**PROVIDED DATA**
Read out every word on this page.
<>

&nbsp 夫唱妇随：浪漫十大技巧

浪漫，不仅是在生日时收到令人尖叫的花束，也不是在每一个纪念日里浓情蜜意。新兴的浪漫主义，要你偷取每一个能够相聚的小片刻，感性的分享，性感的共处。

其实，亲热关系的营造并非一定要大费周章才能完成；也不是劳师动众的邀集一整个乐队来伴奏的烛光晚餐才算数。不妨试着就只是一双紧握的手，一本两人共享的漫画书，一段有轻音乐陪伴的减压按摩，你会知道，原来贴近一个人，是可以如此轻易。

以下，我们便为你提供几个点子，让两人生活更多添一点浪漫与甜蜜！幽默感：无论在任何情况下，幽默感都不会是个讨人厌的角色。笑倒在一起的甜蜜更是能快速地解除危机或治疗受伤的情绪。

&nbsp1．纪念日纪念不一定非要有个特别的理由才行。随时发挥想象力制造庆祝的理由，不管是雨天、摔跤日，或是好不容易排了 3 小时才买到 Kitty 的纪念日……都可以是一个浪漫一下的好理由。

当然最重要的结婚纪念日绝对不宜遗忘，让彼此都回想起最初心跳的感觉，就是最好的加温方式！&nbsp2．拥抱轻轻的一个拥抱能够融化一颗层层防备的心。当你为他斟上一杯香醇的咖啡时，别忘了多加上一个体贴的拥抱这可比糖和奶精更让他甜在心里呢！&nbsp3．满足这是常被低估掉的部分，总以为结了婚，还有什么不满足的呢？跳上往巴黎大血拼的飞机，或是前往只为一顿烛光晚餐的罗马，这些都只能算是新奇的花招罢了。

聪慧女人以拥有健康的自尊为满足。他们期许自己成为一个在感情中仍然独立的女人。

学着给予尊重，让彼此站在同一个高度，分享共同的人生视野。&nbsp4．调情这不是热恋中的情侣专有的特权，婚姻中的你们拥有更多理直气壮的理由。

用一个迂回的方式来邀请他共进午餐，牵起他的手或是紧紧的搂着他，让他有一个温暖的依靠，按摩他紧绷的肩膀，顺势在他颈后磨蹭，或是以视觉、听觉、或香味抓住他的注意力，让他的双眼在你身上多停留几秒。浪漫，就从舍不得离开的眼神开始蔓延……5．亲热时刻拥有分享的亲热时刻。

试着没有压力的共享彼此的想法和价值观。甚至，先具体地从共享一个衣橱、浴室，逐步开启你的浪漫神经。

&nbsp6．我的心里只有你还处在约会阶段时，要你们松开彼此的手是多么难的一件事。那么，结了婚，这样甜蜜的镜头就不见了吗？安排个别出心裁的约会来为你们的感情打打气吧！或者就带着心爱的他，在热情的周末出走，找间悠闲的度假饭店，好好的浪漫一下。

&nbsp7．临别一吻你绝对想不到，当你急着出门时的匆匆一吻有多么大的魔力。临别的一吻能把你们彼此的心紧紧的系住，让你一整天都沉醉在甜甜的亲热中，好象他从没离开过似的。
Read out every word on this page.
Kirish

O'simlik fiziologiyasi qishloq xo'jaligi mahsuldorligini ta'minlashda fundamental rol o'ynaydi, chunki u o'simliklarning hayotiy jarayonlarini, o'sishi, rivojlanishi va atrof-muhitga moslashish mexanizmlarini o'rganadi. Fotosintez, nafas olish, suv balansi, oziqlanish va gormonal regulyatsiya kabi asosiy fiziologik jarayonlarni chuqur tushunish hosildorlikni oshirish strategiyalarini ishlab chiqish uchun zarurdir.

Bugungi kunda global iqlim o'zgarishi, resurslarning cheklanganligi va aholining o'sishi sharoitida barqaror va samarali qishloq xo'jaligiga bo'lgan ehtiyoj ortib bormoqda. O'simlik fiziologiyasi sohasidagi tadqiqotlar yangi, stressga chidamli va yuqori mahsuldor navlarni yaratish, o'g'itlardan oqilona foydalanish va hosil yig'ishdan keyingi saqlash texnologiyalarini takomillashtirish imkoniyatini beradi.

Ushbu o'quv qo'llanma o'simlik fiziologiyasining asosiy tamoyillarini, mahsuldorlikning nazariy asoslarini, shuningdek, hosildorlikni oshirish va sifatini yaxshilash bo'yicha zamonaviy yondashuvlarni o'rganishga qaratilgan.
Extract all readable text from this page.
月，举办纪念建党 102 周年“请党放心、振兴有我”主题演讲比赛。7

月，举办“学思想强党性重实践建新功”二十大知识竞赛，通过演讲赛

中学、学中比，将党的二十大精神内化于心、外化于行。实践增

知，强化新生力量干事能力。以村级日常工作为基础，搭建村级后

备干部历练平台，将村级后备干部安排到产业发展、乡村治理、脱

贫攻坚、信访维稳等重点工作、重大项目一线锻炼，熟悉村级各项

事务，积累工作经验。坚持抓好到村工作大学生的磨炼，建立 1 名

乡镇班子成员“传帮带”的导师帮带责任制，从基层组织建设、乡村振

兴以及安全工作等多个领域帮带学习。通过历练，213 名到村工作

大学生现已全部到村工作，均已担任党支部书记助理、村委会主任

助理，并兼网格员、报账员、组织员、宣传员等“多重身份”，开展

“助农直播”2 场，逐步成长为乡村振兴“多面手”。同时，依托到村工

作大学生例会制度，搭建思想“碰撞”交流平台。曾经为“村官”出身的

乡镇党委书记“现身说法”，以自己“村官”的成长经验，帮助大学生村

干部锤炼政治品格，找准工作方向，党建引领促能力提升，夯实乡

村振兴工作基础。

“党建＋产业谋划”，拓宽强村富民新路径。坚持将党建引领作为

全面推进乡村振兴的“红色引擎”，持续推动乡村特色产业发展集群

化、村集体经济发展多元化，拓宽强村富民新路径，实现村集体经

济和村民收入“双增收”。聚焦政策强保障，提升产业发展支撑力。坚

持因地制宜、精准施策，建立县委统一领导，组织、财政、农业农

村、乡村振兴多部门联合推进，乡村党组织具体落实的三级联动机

**WORK REQUIRED**
Produce an exact copy of the whole listing.

**RESULT OF THE EXERCISE**
Read out every word on this page.
<>

&nbsp 夫唱妇随：浪漫十大技巧

浪漫，不仅是在生日时收到令人尖叫的花束，也不是在每一个纪念日里浓情蜜意。新兴的浪漫主义，要你偷取每一个能够相聚的小片刻，感性的分享，性感的共处。

其实，亲热关系的营造并非一定要大费周章才能完成；也不是劳师动众的邀集一整个乐队来伴奏的烛光晚餐才算数。不妨试着就只是一双紧握的手，一本两人共享的漫画书，一段有轻音乐陪伴的减压按摩，你会知道，原来贴近一个人，是可以如此轻易。

以下，我们便为你提供几个点子，让两人生活更多添一点浪漫与甜蜜！幽默感：无论在任何情况下，幽默感都不会是个讨人厌的角色。笑倒在一起的甜蜜更是能快速地解除危机或治疗受伤的情绪。

&nbsp1．纪念日纪念不一定非要有个特别的理由才行。随时发挥想象力制造庆祝的理由，不管是雨天、摔跤日，或是好不容易排了 3 小时才买到 Kitty 的纪念日……都可以是一个浪漫一下的好理由。

当然最重要的结婚纪念日绝对不宜遗忘，让彼此都回想起最初心跳的感觉，就是最好的加温方式！&nbsp2．拥抱轻轻的一个拥抱能够融化一颗层层防备的心。当你为他斟上一杯香醇的咖啡时，别忘了多加上一个体贴的拥抱这可比糖和奶精更让他甜在心里呢！&nbsp3．满足这是常被低估掉的部分，总以为结了婚，还有什么不满足的呢？跳上往巴黎大血拼的飞机，或是前往只为一顿烛光晚餐的罗马，这些都只能算是新奇的花招罢了。

聪慧女人以拥有健康的自尊为满足。他们期许自己成为一个在感情中仍然独立的女人。

学着给予尊重，让彼此站在同一个高度，分享共同的人生视野。&nbsp4．调情这不是热恋中的情侣专有的特权，婚姻中的你们拥有更多理直气壮的理由。

用一个迂回的方式来邀请他共进午餐，牵起他的手或是紧紧的搂着他，让他有一个温暖的依靠，按摩他紧绷的肩膀，顺势在他颈后磨蹭，或是以视觉、听觉、或香味抓住他的注意力，让他的双眼在你身上多停留几秒。浪漫，就从舍不得离开的眼神开始蔓延……5．亲热时刻拥有分享的亲热时刻。

试着没有压力的共享彼此的想法和价值观。甚至，先具体地从共享一个衣橱、浴室，逐步开启你的浪漫神经。

&nbsp6．我的心里只有你还处在约会阶段时，要你们松开彼此的手是多么难的一件事。那么，结了婚，这样甜蜜的镜头就不见了吗？安排个别出心裁的约会来为你们的感情打打气吧！或者就带着心爱的他，在热情的周末出走，找间悠闲的度假饭店，好好的浪漫一下。

&nbsp7．临别一吻你绝对想不到，当你急着出门时的匆匆一吻有多么大的魔力。临别的一吻能把你们彼此的心紧紧的系住，让你一整天都沉醉在甜甜的亲热中，好象他从没离开过似的。
Read out every word on this page.
Kirish

O'simlik fiziologiyasi qishloq xo'jaligi mahsuldorligini ta'minlashda fundamental rol o'ynaydi, chunki u o'simliklarning hayotiy jarayonlarini, o'sishi, rivojlanishi va atrof-muhitga moslashish mexanizmlarini o'rganadi. Fotosintez, nafas olish, suv balansi, oziqlanish va gormonal regulyatsiya kabi asosiy fiziologik jarayonlarni chuqur tushunish hosildorlikni oshirish strategiyalarini ishlab chiqish uchun zarurdir.

Bugungi kunda global iqlim o'zgarishi, resurslarning cheklanganligi va aholining o'sishi sharoitida barqaror va samarali qishloq xo'jaligiga bo'lgan ehtiyoj ortib bormoqda. O'simlik fiziologiyasi sohasidagi tadqiqotlar yangi, stressga chidamli va yuqori mahsuldor navlarni yaratish, o'g'itlardan oqilona foydalanish va hosil yig'ishdan keyingi saqlash texnologiyalarini takomillashtirish imkoniyatini beradi.

Ushbu o'quv qo'llanma o'simlik fiziologiyasining asosiy tamoyillarini, mahsuldorlikning nazariy asoslarini, shuningdek, hosildorlikni oshirish va sifatini yaxshilash bo'yicha zamonaviy yondashuvlarni o'rganishga qaratilgan.
Extract all readable text from this page.
月，举办纪念建党 102 周年“请党放心、振兴有我”主题演讲比赛。7

月，举办“学思想强党性重实践建新功”二十大知识竞赛，通过演讲赛

中学、学中比，将党的二十大精神内化于心、外化于行。实践增

知，强化新生力量干事能力。以村级日常工作为基础，搭建村级后

备干部历练平台，将村级后备干部安排到产业发展、乡村治理、脱

贫攻坚、信访维稳等重点工作、重大项目一线锻炼，熟悉村级各项

事务，积累工作经验。坚持抓好到村工作大学生的磨炼，建立 1 名

乡镇班子成员“传帮带”的导师帮带责任制，从基层组织建设、乡村振

兴以及安全工作等多个领域帮带学习。通过历练，213 名到村工作

大学生现已全部到村工作，均已担任党支部书记助理、村委会主任

助理，并兼网格员、报账员、组织员、宣传员等“多重身份”，开展

“助农直播”2 场，逐步成长为乡村振兴“多面手”。同时，依托到村工

作大学生例会制度，搭建思想“碰撞”交流平台。曾经为“村官”出身的

乡镇党委书记“现身说法”，以自己“村官”的成长经验，帮助大学生村

干部锤炼政治品格，找准工作方向，党建引领促能力提升，夯实乡

村振兴工作基础。

“党建＋产业谋划”，拓宽强村富民新路径。坚持将党建引领作为

全面推进乡村振兴的“红色引擎”，持续推动乡村特色产业发展集群

化、村集体经济发展多元化，拓宽强村富民新路径，实现村集体经

济和村民收入“双增收”。聚焦政策强保障，提升产业发展支撑力。坚

持因地制宜、精准施策，建立县委统一领导，组织、财政、农业农

村、乡村振兴多部门联合推进，乡村党组织具体落实的三级联动机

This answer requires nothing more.